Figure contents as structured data
########

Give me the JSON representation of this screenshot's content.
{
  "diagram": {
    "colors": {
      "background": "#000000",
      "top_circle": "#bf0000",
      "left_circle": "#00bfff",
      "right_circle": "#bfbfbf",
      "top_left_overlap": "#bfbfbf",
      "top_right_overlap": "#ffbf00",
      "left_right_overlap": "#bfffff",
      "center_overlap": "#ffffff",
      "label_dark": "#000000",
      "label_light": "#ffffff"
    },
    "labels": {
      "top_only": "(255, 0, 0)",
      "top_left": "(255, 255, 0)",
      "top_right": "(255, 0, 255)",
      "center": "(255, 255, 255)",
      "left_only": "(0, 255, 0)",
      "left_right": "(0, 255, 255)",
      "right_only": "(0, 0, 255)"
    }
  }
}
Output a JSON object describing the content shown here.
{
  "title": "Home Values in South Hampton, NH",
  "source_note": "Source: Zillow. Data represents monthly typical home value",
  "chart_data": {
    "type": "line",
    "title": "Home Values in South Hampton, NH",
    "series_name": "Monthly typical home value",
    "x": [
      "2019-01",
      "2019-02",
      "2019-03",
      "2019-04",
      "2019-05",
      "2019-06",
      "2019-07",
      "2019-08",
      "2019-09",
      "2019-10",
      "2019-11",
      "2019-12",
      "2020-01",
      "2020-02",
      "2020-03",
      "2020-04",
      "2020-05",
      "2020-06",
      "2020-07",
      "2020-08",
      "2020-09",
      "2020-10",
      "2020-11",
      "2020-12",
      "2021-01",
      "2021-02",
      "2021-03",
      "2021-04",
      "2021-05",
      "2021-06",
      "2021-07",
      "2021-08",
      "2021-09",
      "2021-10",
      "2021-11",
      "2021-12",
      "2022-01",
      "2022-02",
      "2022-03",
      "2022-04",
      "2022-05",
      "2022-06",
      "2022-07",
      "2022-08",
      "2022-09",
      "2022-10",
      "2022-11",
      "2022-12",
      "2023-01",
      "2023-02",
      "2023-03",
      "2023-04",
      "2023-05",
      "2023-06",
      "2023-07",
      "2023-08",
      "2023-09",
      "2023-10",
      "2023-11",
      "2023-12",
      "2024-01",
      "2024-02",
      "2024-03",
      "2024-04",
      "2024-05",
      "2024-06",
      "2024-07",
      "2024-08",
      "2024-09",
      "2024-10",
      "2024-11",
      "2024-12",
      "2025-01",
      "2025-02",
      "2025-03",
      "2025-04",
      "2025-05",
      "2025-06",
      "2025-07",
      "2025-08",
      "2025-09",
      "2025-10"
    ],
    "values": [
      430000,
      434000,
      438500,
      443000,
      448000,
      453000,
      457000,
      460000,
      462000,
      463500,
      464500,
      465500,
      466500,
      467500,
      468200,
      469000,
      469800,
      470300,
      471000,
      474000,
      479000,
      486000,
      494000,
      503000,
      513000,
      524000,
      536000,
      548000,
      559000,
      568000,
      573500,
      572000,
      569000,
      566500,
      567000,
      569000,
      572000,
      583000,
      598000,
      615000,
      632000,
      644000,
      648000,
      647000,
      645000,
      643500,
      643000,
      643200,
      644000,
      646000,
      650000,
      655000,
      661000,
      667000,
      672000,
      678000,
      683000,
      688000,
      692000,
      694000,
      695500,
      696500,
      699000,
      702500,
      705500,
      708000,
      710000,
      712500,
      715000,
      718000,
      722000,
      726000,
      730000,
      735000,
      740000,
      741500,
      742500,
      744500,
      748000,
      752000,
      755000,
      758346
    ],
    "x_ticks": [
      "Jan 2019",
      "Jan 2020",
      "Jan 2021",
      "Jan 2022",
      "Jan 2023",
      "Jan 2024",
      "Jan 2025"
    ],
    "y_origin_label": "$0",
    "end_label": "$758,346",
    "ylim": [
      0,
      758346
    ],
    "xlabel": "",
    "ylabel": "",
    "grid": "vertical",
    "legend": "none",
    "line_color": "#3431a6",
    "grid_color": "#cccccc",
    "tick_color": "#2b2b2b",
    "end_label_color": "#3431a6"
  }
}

########

__Work to complete__.
Reproduce the material above, every line of it, exactly.

__Expected output__.
Give me the JSON representation of this screenshot's content.
{
  "diagram": {
    "colors": {
      "background": "#000000",
      "top_circle": "#bf0000",
      "left_circle": "#00bfff",
      "right_circle": "#bfbfbf",
      "top_left_overlap": "#bfbfbf",
      "top_right_overlap": "#ffbf00",
      "left_right_overlap": "#bfffff",
      "center_overlap": "#ffffff",
      "label_dark": "#000000",
      "label_light": "#ffffff"
    },
    "labels": {
      "top_only": "(255, 0, 0)",
      "top_left": "(255, 255, 0)",
      "top_right": "(255, 0, 255)",
      "center": "(255, 255, 255)",
      "left_only": "(0, 255, 0)",
      "left_right": "(0, 255, 255)",
      "right_only": "(0, 0, 255)"
    }
  }
}
Output a JSON object describing the content shown here.
{
  "title": "Home Values in South Hampton, NH",
  "source_note": "Source: Zillow. Data represents monthly typical home value",
  "chart_data": {
    "type": "line",
    "title": "Home Values in South Hampton, NH",
    "series_name": "Monthly typical home value",
    "x": [
      "2019-01",
      "2019-02",
      "2019-03",
      "2019-04",
      "2019-05",
      "2019-06",
      "2019-07",
      "2019-08",
      "2019-09",
      "2019-10",
      "2019-11",
      "2019-12",
      "2020-01",
      "2020-02",
      "2020-03",
      "2020-04",
      "2020-05",
      "2020-06",
      "2020-07",
      "2020-08",
      "2020-09",
      "2020-10",
      "2020-11",
      "2020-12",
      "2021-01",
      "2021-02",
      "2021-03",
      "2021-04",
      "2021-05",
      "2021-06",
      "2021-07",
      "2021-08",
      "2021-09",
      "2021-10",
      "2021-11",
      "2021-12",
      "2022-01",
      "2022-02",
      "2022-03",
      "2022-04",
      "2022-05",
      "2022-06",
      "2022-07",
      "2022-08",
      "2022-09",
      "2022-10",
      "2022-11",
      "2022-12",
      "2023-01",
      "2023-02",
      "2023-03",
      "2023-04",
      "2023-05",
      "2023-06",
      "2023-07",
      "2023-08",
      "2023-09",
      "2023-10",
      "2023-11",
      "2023-12",
      "2024-01",
      "2024-02",
      "2024-03",
      "2024-04",
      "2024-05",
      "2024-06",
      "2024-07",
      "2024-08",
      "2024-09",
      "2024-10",
      "2024-11",
      "2024-12",
      "2025-01",
      "2025-02",
      "2025-03",
      "2025-04",
      "2025-05",
      "2025-06",
      "2025-07",
      "2025-08",
      "2025-09",
      "2025-10"
    ],
    "values": [
      430000,
      434000,
      438500,
      443000,
      448000,
      453000,
      457000,
      460000,
      462000,
      463500,
      464500,
      465500,
      466500,
      467500,
      468200,
      469000,
      469800,
      470300,
      471000,
      474000,
      479000,
      486000,
      494000,
      503000,
      513000,
      524000,
      536000,
      548000,
      559000,
      568000,
      573500,
      572000,
      569000,
      566500,
      567000,
      569000,
      572000,
      583000,
      598000,
      615000,
      632000,
      644000,
      648000,
      647000,
      645000,
      643500,
      643000,
      643200,
      644000,
      646000,
      650000,
      655000,
      661000,
      667000,
      672000,
      678000,
      683000,
      688000,
      692000,
      694000,
      695500,
      696500,
      699000,
      702500,
      705500,
      708000,
      710000,
      712500,
      715000,
      718000,
      722000,
      726000,
      730000,
      735000,
      740000,
      741500,
      742500,
      744500,
      748000,
      752000,
      755000,
      758346
    ],
    "x_ticks": [
      "Jan 2019",
      "Jan 2020",
      "Jan 2021",
      "Jan 2022",
      "Jan 2023",
      "Jan 2024",
      "Jan 2025"
    ],
    "y_origin_label": "$0",
    "end_label": "$758,346",
    "ylim": [
      0,
      758346
    ],
    "xlabel": "",
    "ylabel": "",
    "grid": "vertical",
    "legend": "none",
    "line_color": "#3431a6",
    "grid_color": "#cccccc",
    "tick_color": "#2b2b2b",
    "end_label_color": "#3431a6"
  }
}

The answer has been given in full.